**Task data:**
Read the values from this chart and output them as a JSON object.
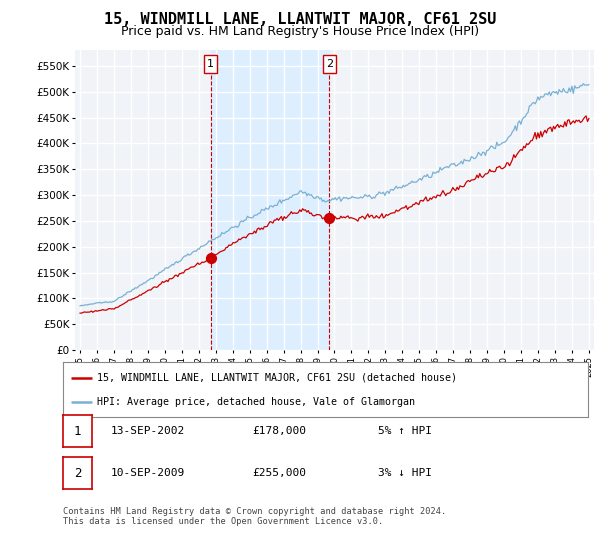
{
  "title": "15, WINDMILL LANE, LLANTWIT MAJOR, CF61 2SU",
  "subtitle": "Price paid vs. HM Land Registry's House Price Index (HPI)",
  "ylabel_ticks": [
    "£0",
    "£50K",
    "£100K",
    "£150K",
    "£200K",
    "£250K",
    "£300K",
    "£350K",
    "£400K",
    "£450K",
    "£500K",
    "£550K"
  ],
  "ytick_values": [
    0,
    50000,
    100000,
    150000,
    200000,
    250000,
    300000,
    350000,
    400000,
    450000,
    500000,
    550000
  ],
  "ylim": [
    0,
    580000
  ],
  "x_start_year": 1995,
  "x_end_year": 2025,
  "xtick_years": [
    1995,
    1996,
    1997,
    1998,
    1999,
    2000,
    2001,
    2002,
    2003,
    2004,
    2005,
    2006,
    2007,
    2008,
    2009,
    2010,
    2011,
    2012,
    2013,
    2014,
    2015,
    2016,
    2017,
    2018,
    2019,
    2020,
    2021,
    2022,
    2023,
    2024,
    2025
  ],
  "property_color": "#cc0000",
  "hpi_color": "#7ab0d4",
  "highlight_color": "#ddeeff",
  "background_color": "#f0f4f8",
  "grid_color": "#ffffff",
  "sale1_x": 2002.7,
  "sale1_price": 178000,
  "sale1_label": "1",
  "sale1_date": "13-SEP-2002",
  "sale1_price_str": "£178,000",
  "sale1_hpi_str": "5% ↑ HPI",
  "sale2_x": 2009.7,
  "sale2_price": 255000,
  "sale2_label": "2",
  "sale2_date": "10-SEP-2009",
  "sale2_price_str": "£255,000",
  "sale2_hpi_str": "3% ↓ HPI",
  "legend_property": "15, WINDMILL LANE, LLANTWIT MAJOR, CF61 2SU (detached house)",
  "legend_hpi": "HPI: Average price, detached house, Vale of Glamorgan",
  "footer": "Contains HM Land Registry data © Crown copyright and database right 2024.\nThis data is licensed under the Open Government Licence v3.0.",
  "title_fontsize": 11,
  "subtitle_fontsize": 9,
  "tick_fontsize": 7.5,
  "legend_fontsize": 8
}
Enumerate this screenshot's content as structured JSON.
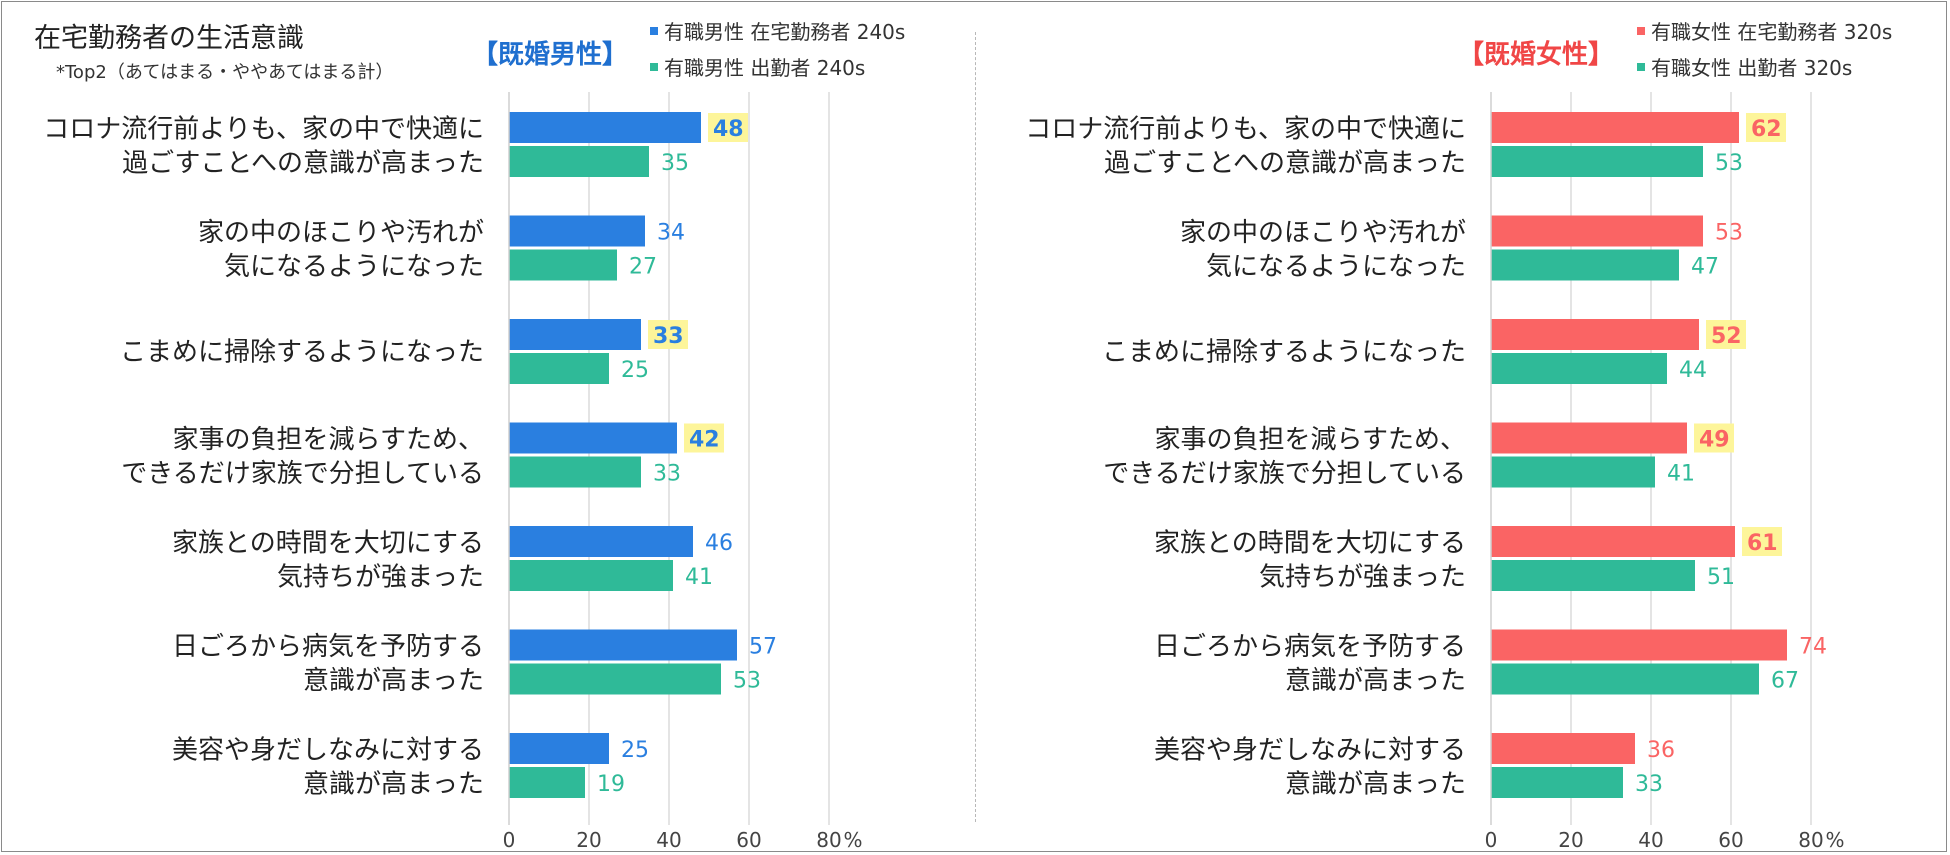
{
  "title": "在宅勤務者の生活意識",
  "subtitle": "*Top2（あてはまる・ややあてはまる計）",
  "colors": {
    "male_remote": "#2a7fe0",
    "commuter": "#2fba98",
    "female_remote": "#fa6464",
    "highlight_bg": "#fdf59a",
    "male_title": "#1f6fcf",
    "female_title": "#f04646"
  },
  "chart_data": [
    {
      "type": "bar",
      "orientation": "horizontal",
      "group_title": "【既婚男性】",
      "categories": [
        "コロナ流行前よりも、家の中で快適に\n過ごすことへの意識が高まった",
        "家の中のほこりや汚れが\n気になるようになった",
        "こまめに掃除するようになった",
        "家事の負担を減らすため、\nできるだけ家族で分担している",
        "家族との時間を大切にする\n気持ちが強まった",
        "日ごろから病気を予防する\n意識が高まった",
        "美容や身だしなみに対する\n意識が高まった"
      ],
      "series": [
        {
          "name": "有職男性 在宅勤務者 240s",
          "color": "#2a7fe0",
          "values": [
            48,
            34,
            33,
            42,
            46,
            57,
            25
          ],
          "highlight": [
            true,
            false,
            true,
            true,
            false,
            false,
            false
          ]
        },
        {
          "name": "有職男性 出勤者 240s",
          "color": "#2fba98",
          "values": [
            35,
            27,
            25,
            33,
            41,
            53,
            19
          ]
        }
      ],
      "xlim": [
        0,
        80
      ],
      "ticks": [
        "0",
        "20",
        "40",
        "60",
        "80"
      ],
      "unit": "%"
    },
    {
      "type": "bar",
      "orientation": "horizontal",
      "group_title": "【既婚女性】",
      "categories": [
        "コロナ流行前よりも、家の中で快適に\n過ごすことへの意識が高まった",
        "家の中のほこりや汚れが\n気になるようになった",
        "こまめに掃除するようになった",
        "家事の負担を減らすため、\nできるだけ家族で分担している",
        "家族との時間を大切にする\n気持ちが強まった",
        "日ごろから病気を予防する\n意識が高まった",
        "美容や身だしなみに対する\n意識が高まった"
      ],
      "series": [
        {
          "name": "有職女性 在宅勤務者 320s",
          "color": "#fa6464",
          "values": [
            62,
            53,
            52,
            49,
            61,
            74,
            36
          ],
          "highlight": [
            true,
            false,
            true,
            true,
            true,
            false,
            false
          ]
        },
        {
          "name": "有職女性 出勤者 320s",
          "color": "#2fba98",
          "values": [
            53,
            47,
            44,
            41,
            51,
            67,
            33
          ]
        }
      ],
      "xlim": [
        0,
        80
      ],
      "ticks": [
        "0",
        "20",
        "40",
        "60",
        "80"
      ],
      "unit": "%"
    }
  ]
}
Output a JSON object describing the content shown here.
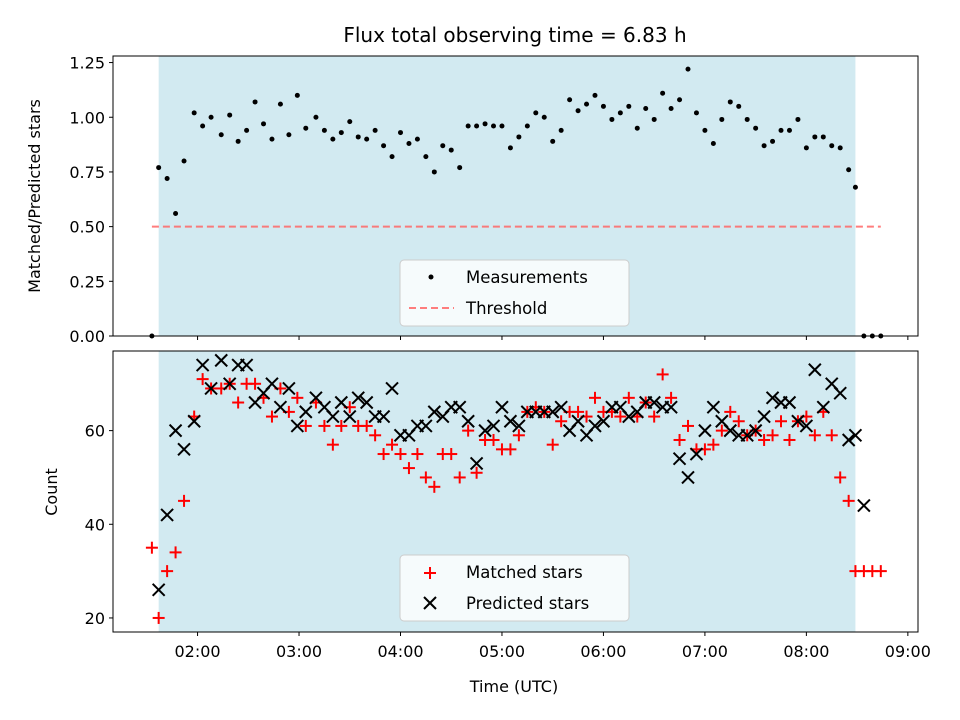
{
  "chart_data": [
    {
      "type": "scatter",
      "title": "Flux total observing time = 6.83 h",
      "ylabel": "Matched/Predicted stars",
      "xlabel": "",
      "xlim": [
        "01:10",
        "09:06"
      ],
      "ylim": [
        0,
        1.28
      ],
      "yticks": [
        "0.00",
        "0.25",
        "0.50",
        "0.75",
        "1.00",
        "1.25"
      ],
      "xticks": [
        "02:00",
        "03:00",
        "04:00",
        "05:00",
        "06:00",
        "07:00",
        "08:00",
        "09:00"
      ],
      "shaded_span": [
        "01:37",
        "08:29"
      ],
      "shaded_color": "#add8e6",
      "legend_position": "lower center",
      "threshold": {
        "name": "Threshold",
        "y": 0.5,
        "x_range": [
          "01:33",
          "08:44"
        ],
        "color": "#ff6666",
        "style": "dashed"
      },
      "series": [
        {
          "name": "Measurements",
          "color": "#000000",
          "marker": "dot",
          "points": [
            [
              "01:33",
              0.0
            ],
            [
              "01:37",
              0.77
            ],
            [
              "01:42",
              0.72
            ],
            [
              "01:47",
              0.56
            ],
            [
              "01:52",
              0.8
            ],
            [
              "01:58",
              1.02
            ],
            [
              "02:03",
              0.96
            ],
            [
              "02:08",
              1.0
            ],
            [
              "02:14",
              0.92
            ],
            [
              "02:19",
              1.01
            ],
            [
              "02:24",
              0.89
            ],
            [
              "02:29",
              0.94
            ],
            [
              "02:34",
              1.07
            ],
            [
              "02:39",
              0.97
            ],
            [
              "02:44",
              0.9
            ],
            [
              "02:49",
              1.06
            ],
            [
              "02:54",
              0.92
            ],
            [
              "02:59",
              1.1
            ],
            [
              "03:04",
              0.95
            ],
            [
              "03:10",
              1.0
            ],
            [
              "03:15",
              0.94
            ],
            [
              "03:20",
              0.9
            ],
            [
              "03:25",
              0.93
            ],
            [
              "03:30",
              0.98
            ],
            [
              "03:35",
              0.91
            ],
            [
              "03:40",
              0.9
            ],
            [
              "03:45",
              0.94
            ],
            [
              "03:50",
              0.87
            ],
            [
              "03:55",
              0.82
            ],
            [
              "04:00",
              0.93
            ],
            [
              "04:05",
              0.88
            ],
            [
              "04:10",
              0.9
            ],
            [
              "04:15",
              0.82
            ],
            [
              "04:20",
              0.75
            ],
            [
              "04:25",
              0.87
            ],
            [
              "04:30",
              0.85
            ],
            [
              "04:35",
              0.77
            ],
            [
              "04:40",
              0.96
            ],
            [
              "04:45",
              0.96
            ],
            [
              "04:50",
              0.97
            ],
            [
              "04:55",
              0.96
            ],
            [
              "05:00",
              0.96
            ],
            [
              "05:05",
              0.86
            ],
            [
              "05:10",
              0.91
            ],
            [
              "05:15",
              0.96
            ],
            [
              "05:20",
              1.02
            ],
            [
              "05:25",
              1.0
            ],
            [
              "05:30",
              0.89
            ],
            [
              "05:35",
              0.94
            ],
            [
              "05:40",
              1.08
            ],
            [
              "05:45",
              1.03
            ],
            [
              "05:50",
              1.06
            ],
            [
              "05:55",
              1.1
            ],
            [
              "06:00",
              1.05
            ],
            [
              "06:05",
              0.99
            ],
            [
              "06:10",
              1.02
            ],
            [
              "06:15",
              1.05
            ],
            [
              "06:20",
              0.95
            ],
            [
              "06:25",
              1.04
            ],
            [
              "06:30",
              0.99
            ],
            [
              "06:35",
              1.11
            ],
            [
              "06:40",
              1.04
            ],
            [
              "06:45",
              1.08
            ],
            [
              "06:50",
              1.22
            ],
            [
              "06:55",
              1.02
            ],
            [
              "07:00",
              0.94
            ],
            [
              "07:05",
              0.88
            ],
            [
              "07:10",
              0.99
            ],
            [
              "07:15",
              1.07
            ],
            [
              "07:20",
              1.05
            ],
            [
              "07:25",
              0.99
            ],
            [
              "07:30",
              0.95
            ],
            [
              "07:35",
              0.87
            ],
            [
              "07:40",
              0.89
            ],
            [
              "07:45",
              0.94
            ],
            [
              "07:50",
              0.94
            ],
            [
              "07:55",
              0.99
            ],
            [
              "08:00",
              0.86
            ],
            [
              "08:05",
              0.91
            ],
            [
              "08:10",
              0.91
            ],
            [
              "08:15",
              0.87
            ],
            [
              "08:20",
              0.86
            ],
            [
              "08:25",
              0.76
            ],
            [
              "08:29",
              0.68
            ],
            [
              "08:34",
              0.0
            ],
            [
              "08:39",
              0.0
            ],
            [
              "08:44",
              0.0
            ]
          ]
        }
      ]
    },
    {
      "type": "scatter",
      "title": "",
      "xlabel": "Time (UTC)",
      "ylabel": "Count",
      "xlim": [
        "01:10",
        "09:06"
      ],
      "ylim": [
        17,
        77
      ],
      "yticks": [
        "20",
        "40",
        "60"
      ],
      "xticks": [
        "02:00",
        "03:00",
        "04:00",
        "05:00",
        "06:00",
        "07:00",
        "08:00",
        "09:00"
      ],
      "shaded_span": [
        "01:37",
        "08:29"
      ],
      "shaded_color": "#add8e6",
      "legend_position": "lower center",
      "series": [
        {
          "name": "Matched stars",
          "color": "#ff0000",
          "marker": "plus",
          "points": [
            [
              "01:33",
              35
            ],
            [
              "01:37",
              20
            ],
            [
              "01:42",
              30
            ],
            [
              "01:47",
              34
            ],
            [
              "01:52",
              45
            ],
            [
              "01:58",
              63
            ],
            [
              "02:03",
              71
            ],
            [
              "02:08",
              69
            ],
            [
              "02:14",
              69
            ],
            [
              "02:19",
              70
            ],
            [
              "02:24",
              66
            ],
            [
              "02:29",
              70
            ],
            [
              "02:34",
              70
            ],
            [
              "02:39",
              67
            ],
            [
              "02:44",
              63
            ],
            [
              "02:49",
              69
            ],
            [
              "02:54",
              64
            ],
            [
              "02:59",
              67
            ],
            [
              "03:04",
              61
            ],
            [
              "03:10",
              66
            ],
            [
              "03:15",
              61
            ],
            [
              "03:20",
              57
            ],
            [
              "03:25",
              61
            ],
            [
              "03:30",
              65
            ],
            [
              "03:35",
              61
            ],
            [
              "03:40",
              61
            ],
            [
              "03:45",
              59
            ],
            [
              "03:50",
              55
            ],
            [
              "03:55",
              57
            ],
            [
              "04:00",
              55
            ],
            [
              "04:05",
              52
            ],
            [
              "04:10",
              55
            ],
            [
              "04:15",
              50
            ],
            [
              "04:20",
              48
            ],
            [
              "04:25",
              55
            ],
            [
              "04:30",
              55
            ],
            [
              "04:35",
              50
            ],
            [
              "04:40",
              60
            ],
            [
              "04:45",
              51
            ],
            [
              "04:50",
              58
            ],
            [
              "04:55",
              58
            ],
            [
              "05:00",
              56
            ],
            [
              "05:05",
              56
            ],
            [
              "05:10",
              59
            ],
            [
              "05:15",
              64
            ],
            [
              "05:20",
              65
            ],
            [
              "05:25",
              64
            ],
            [
              "05:30",
              57
            ],
            [
              "05:35",
              62
            ],
            [
              "05:40",
              64
            ],
            [
              "05:45",
              64
            ],
            [
              "05:50",
              63
            ],
            [
              "05:55",
              67
            ],
            [
              "06:00",
              64
            ],
            [
              "06:05",
              64
            ],
            [
              "06:10",
              63
            ],
            [
              "06:15",
              67
            ],
            [
              "06:20",
              63
            ],
            [
              "06:25",
              66
            ],
            [
              "06:30",
              63
            ],
            [
              "06:35",
              72
            ],
            [
              "06:40",
              67
            ],
            [
              "06:45",
              58
            ],
            [
              "06:50",
              61
            ],
            [
              "06:55",
              56
            ],
            [
              "07:00",
              56
            ],
            [
              "07:05",
              57
            ],
            [
              "07:10",
              60
            ],
            [
              "07:15",
              64
            ],
            [
              "07:20",
              62
            ],
            [
              "07:25",
              59
            ],
            [
              "07:30",
              60
            ],
            [
              "07:35",
              58
            ],
            [
              "07:40",
              59
            ],
            [
              "07:45",
              62
            ],
            [
              "07:50",
              58
            ],
            [
              "07:55",
              62
            ],
            [
              "08:00",
              63
            ],
            [
              "08:05",
              59
            ],
            [
              "08:10",
              64
            ],
            [
              "08:15",
              59
            ],
            [
              "08:20",
              50
            ],
            [
              "08:25",
              45
            ],
            [
              "08:29",
              30
            ],
            [
              "08:34",
              30
            ],
            [
              "08:39",
              30
            ],
            [
              "08:44",
              30
            ]
          ]
        },
        {
          "name": "Predicted stars",
          "color": "#000000",
          "marker": "x",
          "points": [
            [
              "01:37",
              26
            ],
            [
              "01:42",
              42
            ],
            [
              "01:47",
              60
            ],
            [
              "01:52",
              56
            ],
            [
              "01:58",
              62
            ],
            [
              "02:03",
              74
            ],
            [
              "02:08",
              69
            ],
            [
              "02:14",
              75
            ],
            [
              "02:19",
              70
            ],
            [
              "02:24",
              74
            ],
            [
              "02:29",
              74
            ],
            [
              "02:34",
              66
            ],
            [
              "02:39",
              68
            ],
            [
              "02:44",
              70
            ],
            [
              "02:49",
              65
            ],
            [
              "02:54",
              69
            ],
            [
              "02:59",
              61
            ],
            [
              "03:04",
              64
            ],
            [
              "03:10",
              67
            ],
            [
              "03:15",
              65
            ],
            [
              "03:20",
              63
            ],
            [
              "03:25",
              66
            ],
            [
              "03:30",
              63
            ],
            [
              "03:35",
              67
            ],
            [
              "03:40",
              66
            ],
            [
              "03:45",
              63
            ],
            [
              "03:50",
              63
            ],
            [
              "03:55",
              69
            ],
            [
              "04:00",
              59
            ],
            [
              "04:05",
              59
            ],
            [
              "04:10",
              61
            ],
            [
              "04:15",
              61
            ],
            [
              "04:20",
              64
            ],
            [
              "04:25",
              63
            ],
            [
              "04:30",
              65
            ],
            [
              "04:35",
              65
            ],
            [
              "04:40",
              62
            ],
            [
              "04:45",
              53
            ],
            [
              "04:50",
              60
            ],
            [
              "04:55",
              61
            ],
            [
              "05:00",
              65
            ],
            [
              "05:05",
              62
            ],
            [
              "05:10",
              61
            ],
            [
              "05:15",
              64
            ],
            [
              "05:20",
              64
            ],
            [
              "05:25",
              64
            ],
            [
              "05:30",
              64
            ],
            [
              "05:35",
              65
            ],
            [
              "05:40",
              60
            ],
            [
              "05:45",
              62
            ],
            [
              "05:50",
              59
            ],
            [
              "05:55",
              61
            ],
            [
              "06:00",
              62
            ],
            [
              "06:05",
              65
            ],
            [
              "06:10",
              65
            ],
            [
              "06:15",
              63
            ],
            [
              "06:20",
              64
            ],
            [
              "06:25",
              66
            ],
            [
              "06:30",
              66
            ],
            [
              "06:35",
              65
            ],
            [
              "06:40",
              65
            ],
            [
              "06:45",
              54
            ],
            [
              "06:50",
              50
            ],
            [
              "06:55",
              55
            ],
            [
              "07:00",
              60
            ],
            [
              "07:05",
              65
            ],
            [
              "07:10",
              62
            ],
            [
              "07:15",
              60
            ],
            [
              "07:20",
              59
            ],
            [
              "07:25",
              59
            ],
            [
              "07:30",
              60
            ],
            [
              "07:35",
              63
            ],
            [
              "07:40",
              67
            ],
            [
              "07:45",
              66
            ],
            [
              "07:50",
              66
            ],
            [
              "07:55",
              62
            ],
            [
              "08:00",
              61
            ],
            [
              "08:05",
              73
            ],
            [
              "08:10",
              65
            ],
            [
              "08:15",
              70
            ],
            [
              "08:20",
              68
            ],
            [
              "08:25",
              58
            ],
            [
              "08:29",
              59
            ],
            [
              "08:34",
              44
            ]
          ]
        }
      ]
    }
  ]
}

**Problem description:** Tally the lines in the entries above that hold the word "MAJOR". Reply with nothing but that count.

**Written response:** 2